Objective = Examine the entries below, count the lines holding the string "content", and respond with the number only.

Data to process =
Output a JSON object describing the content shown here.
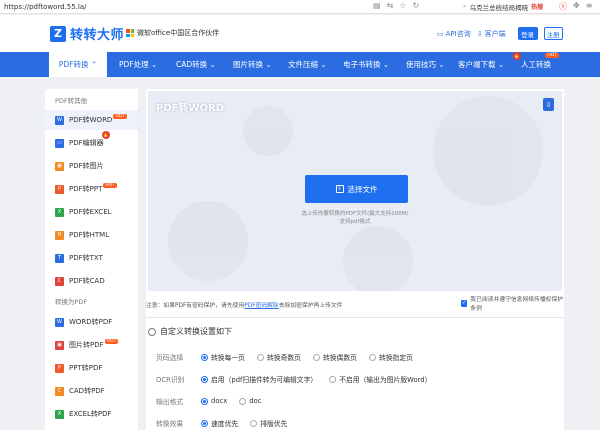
{
  "browser": {
    "url": "https://pdftoword.55.la/",
    "search_text": "乌克兰总统结局揭晓",
    "search_hot": "热搜"
  },
  "header": {
    "logo_text": "转转大师",
    "partner": "微软office中国区合作伙伴",
    "api_link": "API咨询",
    "client_link": "客户端",
    "login": "登录",
    "register": "注册"
  },
  "nav": {
    "items": [
      {
        "label": "PDF转换",
        "arrow": "⌃"
      },
      {
        "label": "PDF处理",
        "arrow": "⌄"
      },
      {
        "label": "CAD转换",
        "arrow": "⌄"
      },
      {
        "label": "图片转换",
        "arrow": "⌄"
      },
      {
        "label": "文件压缩",
        "arrow": "⌄"
      },
      {
        "label": "电子书转换",
        "arrow": "⌄"
      },
      {
        "label": "使用技巧",
        "arrow": "⌄"
      },
      {
        "label": "客户端下载",
        "arrow": "⌄"
      },
      {
        "label": "人工转换",
        "arrow": ""
      }
    ],
    "hot_badge": "HOT",
    "fire_glyph": "🔥"
  },
  "sidebar": {
    "section1": "PDF转其他",
    "section2": "转换为PDF",
    "items1": [
      {
        "label": "PDF转WORD",
        "color": "#2b6de0",
        "glyph": "W"
      },
      {
        "label": "PDF编辑器",
        "color": "#2b6de0",
        "glyph": "▭"
      },
      {
        "label": "PDF转图片",
        "color": "#f08a24",
        "glyph": "▣"
      },
      {
        "label": "PDF转PPT",
        "color": "#ef5a2c",
        "glyph": "P"
      },
      {
        "label": "PDF转EXCEL",
        "color": "#2ea44f",
        "glyph": "X"
      },
      {
        "label": "PDF转HTML",
        "color": "#f08a24",
        "glyph": "H"
      },
      {
        "label": "PDF转TXT",
        "color": "#2b6de0",
        "glyph": "T"
      },
      {
        "label": "PDF转CAD",
        "color": "#e0433b",
        "glyph": "C"
      }
    ],
    "items2": [
      {
        "label": "WORD转PDF",
        "color": "#2b6de0",
        "glyph": "W"
      },
      {
        "label": "图片转PDF",
        "color": "#e0433b",
        "glyph": "▣"
      },
      {
        "label": "PPT转PDF",
        "color": "#ef5a2c",
        "glyph": "P"
      },
      {
        "label": "CAD转PDF",
        "color": "#f08a24",
        "glyph": "C"
      },
      {
        "label": "EXCEL转PDF",
        "color": "#2ea44f",
        "glyph": "X"
      }
    ],
    "hot_tag": "HOT"
  },
  "main": {
    "title": "PDF转WORD",
    "choose_button": "选择文件",
    "hint_line1": "选上传你要转换的PDF文件(最大支持100M)",
    "hint_line2": "支持pdf格式",
    "notice_prefix": "注意：如果PDF有密码保护，请先使用",
    "notice_link": "PDF密码解除",
    "notice_suffix": "去除加密保护再上传文件",
    "agree_text": "我已阅读并遵守信息网络传播权保护条例",
    "settings_title": "自定义转换设置如下",
    "settings": [
      {
        "label": "页码选择",
        "options": [
          {
            "text": "转换每一页",
            "selected": true
          },
          {
            "text": "转换奇数页",
            "selected": false
          },
          {
            "text": "转换偶数页",
            "selected": false
          },
          {
            "text": "转换指定页",
            "selected": false
          }
        ]
      },
      {
        "label": "OCR识别",
        "options": [
          {
            "text": "启用（pdf扫描件转为可编辑文字）",
            "selected": true
          },
          {
            "text": "不启用（输出为图片版Word）",
            "selected": false
          }
        ]
      },
      {
        "label": "输出格式",
        "options": [
          {
            "text": "docx",
            "selected": true
          },
          {
            "text": "doc",
            "selected": false
          }
        ]
      },
      {
        "label": "转换效果",
        "options": [
          {
            "text": "速度优先",
            "selected": true
          },
          {
            "text": "排版优先",
            "selected": false
          }
        ]
      }
    ]
  }
}
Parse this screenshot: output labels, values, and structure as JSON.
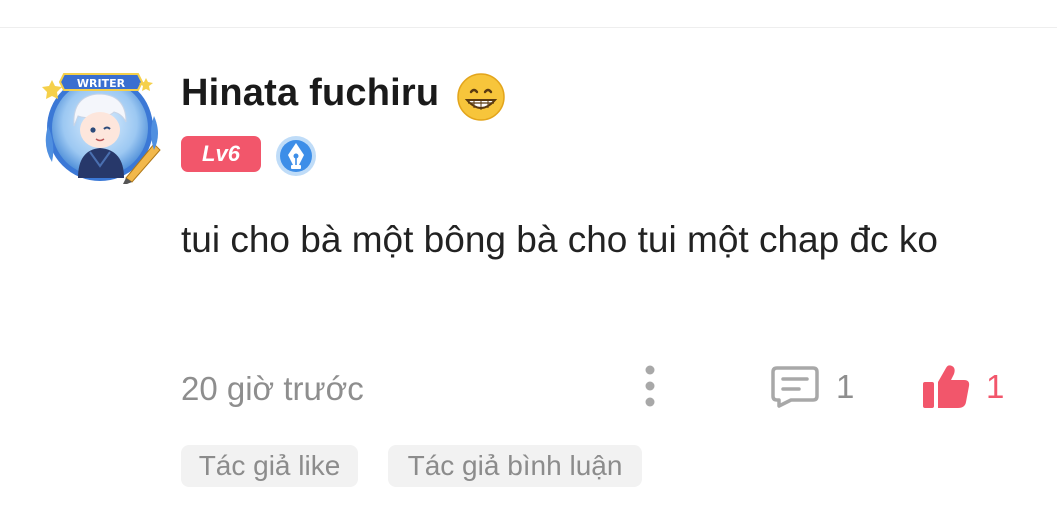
{
  "comment": {
    "username": "Hinata fuchiru",
    "level": "Lv6",
    "avatar_label": "WRITER",
    "text": "tui cho bà một bông bà cho tui một chap đc ko",
    "timestamp": "20 giờ trước",
    "reply_count": "1",
    "like_count": "1",
    "tags": [
      "Tác giả like",
      "Tác giả bình luận"
    ]
  },
  "icons": {
    "emoji": "grinning-face-emoji",
    "writer_badge": "pen-nib-badge-icon",
    "more": "vertical-dots-icon",
    "reply": "comment-bubble-icon",
    "like": "thumbs-up-icon"
  },
  "colors": {
    "accent": "#f2566b",
    "muted_text": "#8e8e8e",
    "badge_blue": "#3d8ee8",
    "tag_background": "#f2f2f2"
  }
}
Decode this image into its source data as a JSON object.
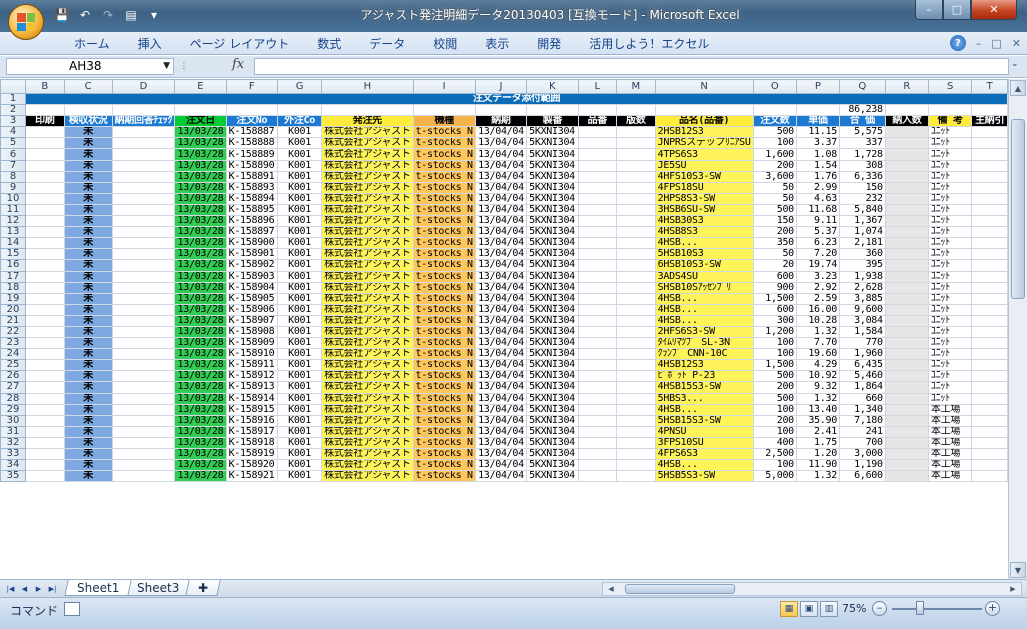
{
  "window": {
    "title": "アジャスト発注明細データ20130403 [互換モード] - Microsoft Excel",
    "controls": {
      "minimize": "–",
      "maximize": "□",
      "close": "✕"
    }
  },
  "qat": {
    "save": "💾",
    "undo": "↶",
    "redo": "↷",
    "preview": "▤",
    "customize": "▾"
  },
  "ribbon": {
    "tabs": [
      "ホーム",
      "挿入",
      "ページ レイアウト",
      "数式",
      "データ",
      "校閲",
      "表示",
      "開発",
      "活用しよう！エクセル"
    ],
    "help": "?",
    "min": "–",
    "restore": "□",
    "close": "✕"
  },
  "formula_bar": {
    "name_box": "AH38",
    "fx": "fx",
    "content": ""
  },
  "columns": [
    "B",
    "C",
    "D",
    "E",
    "F",
    "G",
    "H",
    "I",
    "J",
    "K",
    "L",
    "M",
    "N",
    "O",
    "P",
    "Q",
    "R",
    "S",
    "T"
  ],
  "sheet": {
    "title": "注文データ添付範囲",
    "total": "86,238",
    "headers": [
      "印刷",
      "検収状況",
      "納期回答ﾁｪｯｸ",
      "注文日",
      "注文No",
      "外注Co",
      "発注先",
      "機種",
      "納期",
      "製番",
      "品番",
      "版数",
      "品名(品番)",
      "注文数",
      "単価",
      "合 価",
      "納入数",
      "備 考",
      "主納引"
    ],
    "rows": [
      {
        "r": "4",
        "c": "未",
        "e": "13/03/28",
        "f": "K-158887",
        "g": "K001",
        "h": "株式会社アジャスト",
        "i": "t-stocks N",
        "j": "13/04/04",
        "k": "5KXNI304",
        "n": "2HSB12S3",
        "o": "500",
        "p": "11.15",
        "q": "5,575",
        "s": "ﾕﾆｯﾄ"
      },
      {
        "r": "5",
        "c": "未",
        "e": "13/03/28",
        "f": "K-158888",
        "g": "K001",
        "h": "株式会社アジャスト",
        "i": "t-stocks N",
        "j": "13/04/04",
        "k": "5KXNI304",
        "n": "JNPRSステップﾘﾆｱSU",
        "o": "100",
        "p": "3.37",
        "q": "337",
        "s": "ﾕﾆｯﾄ"
      },
      {
        "r": "6",
        "c": "未",
        "e": "13/03/28",
        "f": "K-158889",
        "g": "K001",
        "h": "株式会社アジャスト",
        "i": "t-stocks N",
        "j": "13/04/04",
        "k": "5KXNI304",
        "n": "4TPS6S3",
        "o": "1,600",
        "p": "1.08",
        "q": "1,728",
        "s": "ﾕﾆｯﾄ"
      },
      {
        "r": "7",
        "c": "未",
        "e": "13/03/28",
        "f": "K-158890",
        "g": "K001",
        "h": "株式会社アジャスト",
        "i": "t-stocks N",
        "j": "13/04/04",
        "k": "5KXNI304",
        "n": "JE5SU",
        "o": "200",
        "p": "1.54",
        "q": "308",
        "s": "ﾕﾆｯﾄ"
      },
      {
        "r": "8",
        "c": "未",
        "e": "13/03/28",
        "f": "K-158891",
        "g": "K001",
        "h": "株式会社アジャスト",
        "i": "t-stocks N",
        "j": "13/04/04",
        "k": "5KXNI304",
        "n": "4HFS10S3-SW",
        "o": "3,600",
        "p": "1.76",
        "q": "6,336",
        "s": "ﾕﾆｯﾄ"
      },
      {
        "r": "9",
        "c": "未",
        "e": "13/03/28",
        "f": "K-158893",
        "g": "K001",
        "h": "株式会社アジャスト",
        "i": "t-stocks N",
        "j": "13/04/04",
        "k": "5KXNI304",
        "n": "4FPS18SU",
        "o": "50",
        "p": "2.99",
        "q": "150",
        "s": "ﾕﾆｯﾄ"
      },
      {
        "r": "10",
        "c": "未",
        "e": "13/03/28",
        "f": "K-158894",
        "g": "K001",
        "h": "株式会社アジャスト",
        "i": "t-stocks N",
        "j": "13/04/04",
        "k": "5KXNI304",
        "n": "2HPS8S3-SW",
        "o": "50",
        "p": "4.63",
        "q": "232",
        "s": "ﾕﾆｯﾄ"
      },
      {
        "r": "11",
        "c": "未",
        "e": "13/03/28",
        "f": "K-158895",
        "g": "K001",
        "h": "株式会社アジャスト",
        "i": "t-stocks N",
        "j": "13/04/04",
        "k": "5KXNI304",
        "n": "3HSB6SU-SW",
        "o": "500",
        "p": "11.68",
        "q": "5,840",
        "s": "ﾕﾆｯﾄ"
      },
      {
        "r": "12",
        "c": "未",
        "e": "13/03/28",
        "f": "K-158896",
        "g": "K001",
        "h": "株式会社アジャスト",
        "i": "t-stocks N",
        "j": "13/04/04",
        "k": "5KXNI304",
        "n": "4HSB30S3",
        "o": "150",
        "p": "9.11",
        "q": "1,367",
        "s": "ﾕﾆｯﾄ"
      },
      {
        "r": "13",
        "c": "未",
        "e": "13/03/28",
        "f": "K-158897",
        "g": "K001",
        "h": "株式会社アジャスト",
        "i": "t-stocks N",
        "j": "13/04/04",
        "k": "5KXNI304",
        "n": "4HSB8S3",
        "o": "200",
        "p": "5.37",
        "q": "1,074",
        "s": "ﾕﾆｯﾄ"
      },
      {
        "r": "14",
        "c": "未",
        "e": "13/03/28",
        "f": "K-158900",
        "g": "K001",
        "h": "株式会社アジャスト",
        "i": "t-stocks N",
        "j": "13/04/04",
        "k": "5KXNI304",
        "n": "4HSB...",
        "o": "350",
        "p": "6.23",
        "q": "2,181",
        "s": "ﾕﾆｯﾄ"
      },
      {
        "r": "15",
        "c": "未",
        "e": "13/03/28",
        "f": "K-158901",
        "g": "K001",
        "h": "株式会社アジャスト",
        "i": "t-stocks N",
        "j": "13/04/04",
        "k": "5KXNI304",
        "n": "5HSB10S3",
        "o": "50",
        "p": "7.20",
        "q": "360",
        "s": "ﾕﾆｯﾄ"
      },
      {
        "r": "16",
        "c": "未",
        "e": "13/03/28",
        "f": "K-158902",
        "g": "K001",
        "h": "株式会社アジャスト",
        "i": "t-stocks N",
        "j": "13/04/04",
        "k": "5KXNI304",
        "n": "6HSB10S3-SW",
        "o": "20",
        "p": "19.74",
        "q": "395",
        "s": "ﾕﾆｯﾄ"
      },
      {
        "r": "17",
        "c": "未",
        "e": "13/03/28",
        "f": "K-158903",
        "g": "K001",
        "h": "株式会社アジャスト",
        "i": "t-stocks N",
        "j": "13/04/04",
        "k": "5KXNI304",
        "n": "3ADS4SU",
        "o": "600",
        "p": "3.23",
        "q": "1,938",
        "s": "ﾕﾆｯﾄ"
      },
      {
        "r": "18",
        "c": "未",
        "e": "13/03/28",
        "f": "K-158904",
        "g": "K001",
        "h": "株式会社アジャスト",
        "i": "t-stocks N",
        "j": "13/04/04",
        "k": "5KXNI304",
        "n": "SHSB10Sｱｯｾﾝﾌﾞﾘ",
        "o": "900",
        "p": "2.92",
        "q": "2,628",
        "s": "ﾕﾆｯﾄ"
      },
      {
        "r": "19",
        "c": "未",
        "e": "13/03/28",
        "f": "K-158905",
        "g": "K001",
        "h": "株式会社アジャスト",
        "i": "t-stocks N",
        "j": "13/04/04",
        "k": "5KXNI304",
        "n": "4HSB...",
        "o": "1,500",
        "p": "2.59",
        "q": "3,885",
        "s": "ﾕﾆｯﾄ"
      },
      {
        "r": "20",
        "c": "未",
        "e": "13/03/28",
        "f": "K-158906",
        "g": "K001",
        "h": "株式会社アジャスト",
        "i": "t-stocks N",
        "j": "13/04/04",
        "k": "5KXNI304",
        "n": "4HSB...",
        "o": "600",
        "p": "16.00",
        "q": "9,600",
        "s": "ﾕﾆｯﾄ"
      },
      {
        "r": "21",
        "c": "未",
        "e": "13/03/28",
        "f": "K-158907",
        "g": "K001",
        "h": "株式会社アジャスト",
        "i": "t-stocks N",
        "j": "13/04/04",
        "k": "5KXNI304",
        "n": "4HSB...",
        "o": "300",
        "p": "10.28",
        "q": "3,084",
        "s": "ﾕﾆｯﾄ"
      },
      {
        "r": "22",
        "c": "未",
        "e": "13/03/28",
        "f": "K-158908",
        "g": "K001",
        "h": "株式会社アジャスト",
        "i": "t-stocks N",
        "j": "13/04/04",
        "k": "5KXNI304",
        "n": "2HFS6S3-SW",
        "o": "1,200",
        "p": "1.32",
        "q": "1,584",
        "s": "ﾕﾆｯﾄ"
      },
      {
        "r": "23",
        "c": "未",
        "e": "13/03/28",
        "f": "K-158909",
        "g": "K001",
        "h": "株式会社アジャスト",
        "i": "t-stocks N",
        "j": "13/04/04",
        "k": "5KXNI304",
        "n": "ﾀｲﾑﾘﾏﾂﾌﾟ SL-3N",
        "o": "100",
        "p": "7.70",
        "q": "770",
        "s": "ﾕﾆｯﾄ"
      },
      {
        "r": "24",
        "c": "未",
        "e": "13/03/28",
        "f": "K-158910",
        "g": "K001",
        "h": "株式会社アジャスト",
        "i": "t-stocks N",
        "j": "13/04/04",
        "k": "5KXNI304",
        "n": "ｸﾗﾝﾌﾟ CNN-10C",
        "o": "100",
        "p": "19.60",
        "q": "1,960",
        "s": "ﾕﾆｯﾄ"
      },
      {
        "r": "25",
        "c": "未",
        "e": "13/03/28",
        "f": "K-158911",
        "g": "K001",
        "h": "株式会社アジャスト",
        "i": "t-stocks N",
        "j": "13/04/04",
        "k": "5KXNI304",
        "n": "4HSB12S3",
        "o": "1,500",
        "p": "4.29",
        "q": "6,435",
        "s": "ﾕﾆｯﾄ"
      },
      {
        "r": "26",
        "c": "未",
        "e": "13/03/28",
        "f": "K-158912",
        "g": "K001",
        "h": "株式会社アジャスト",
        "i": "t-stocks N",
        "j": "13/04/04",
        "k": "5KXNI304",
        "n": "ﾋﾟﾎﾞｯﾄ P-23",
        "o": "500",
        "p": "10.92",
        "q": "5,460",
        "s": "ﾕﾆｯﾄ"
      },
      {
        "r": "27",
        "c": "未",
        "e": "13/03/28",
        "f": "K-158913",
        "g": "K001",
        "h": "株式会社アジャスト",
        "i": "t-stocks N",
        "j": "13/04/04",
        "k": "5KXNI304",
        "n": "4HSB15S3-SW",
        "o": "200",
        "p": "9.32",
        "q": "1,864",
        "s": "ﾕﾆｯﾄ"
      },
      {
        "r": "28",
        "c": "未",
        "e": "13/03/28",
        "f": "K-158914",
        "g": "K001",
        "h": "株式会社アジャスト",
        "i": "t-stocks N",
        "j": "13/04/04",
        "k": "5KXNI304",
        "n": "5HBS3...",
        "o": "500",
        "p": "1.32",
        "q": "660",
        "s": "ﾕﾆｯﾄ"
      },
      {
        "r": "29",
        "c": "未",
        "e": "13/03/28",
        "f": "K-158915",
        "g": "K001",
        "h": "株式会社アジャスト",
        "i": "t-stocks N",
        "j": "13/04/04",
        "k": "5KXNI304",
        "n": "4HSB...",
        "o": "100",
        "p": "13.40",
        "q": "1,340",
        "s": "本工場"
      },
      {
        "r": "30",
        "c": "未",
        "e": "13/03/28",
        "f": "K-158916",
        "g": "K001",
        "h": "株式会社アジャスト",
        "i": "t-stocks N",
        "j": "13/04/04",
        "k": "5KXNI304",
        "n": "5HSB15S3-SW",
        "o": "200",
        "p": "35.90",
        "q": "7,180",
        "s": "本工場"
      },
      {
        "r": "31",
        "c": "未",
        "e": "13/03/28",
        "f": "K-158917",
        "g": "K001",
        "h": "株式会社アジャスト",
        "i": "t-stocks N",
        "j": "13/04/04",
        "k": "5KXNI304",
        "n": "4PNSU",
        "o": "100",
        "p": "2.41",
        "q": "241",
        "s": "本工場"
      },
      {
        "r": "32",
        "c": "未",
        "e": "13/03/28",
        "f": "K-158918",
        "g": "K001",
        "h": "株式会社アジャスト",
        "i": "t-stocks N",
        "j": "13/04/04",
        "k": "5KXNI304",
        "n": "3FPS10SU",
        "o": "400",
        "p": "1.75",
        "q": "700",
        "s": "本工場"
      },
      {
        "r": "33",
        "c": "未",
        "e": "13/03/28",
        "f": "K-158919",
        "g": "K001",
        "h": "株式会社アジャスト",
        "i": "t-stocks N",
        "j": "13/04/04",
        "k": "5KXNI304",
        "n": "4FPS6S3",
        "o": "2,500",
        "p": "1.20",
        "q": "3,000",
        "s": "本工場"
      },
      {
        "r": "34",
        "c": "未",
        "e": "13/03/28",
        "f": "K-158920",
        "g": "K001",
        "h": "株式会社アジャスト",
        "i": "t-stocks N",
        "j": "13/04/04",
        "k": "5KXNI304",
        "n": "4HSB...",
        "o": "100",
        "p": "11.90",
        "q": "1,190",
        "s": "本工場"
      },
      {
        "r": "35",
        "c": "未",
        "e": "13/03/28",
        "f": "K-158921",
        "g": "K001",
        "h": "株式会社アジャスト",
        "i": "t-stocks N",
        "j": "13/04/04",
        "k": "5KXNI304",
        "n": "5HSB5S3-SW",
        "o": "5,000",
        "p": "1.32",
        "q": "6,600",
        "s": "本工場"
      }
    ]
  },
  "sheet_tabs": [
    "Sheet1",
    "Sheet3"
  ],
  "sheet_nav": [
    "|◀",
    "◀",
    "▶",
    "▶|"
  ],
  "status": {
    "mode": "コマンド",
    "zoom": "75%",
    "zoom_out": "–",
    "zoom_in": "+"
  }
}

Answer for this exercise = 2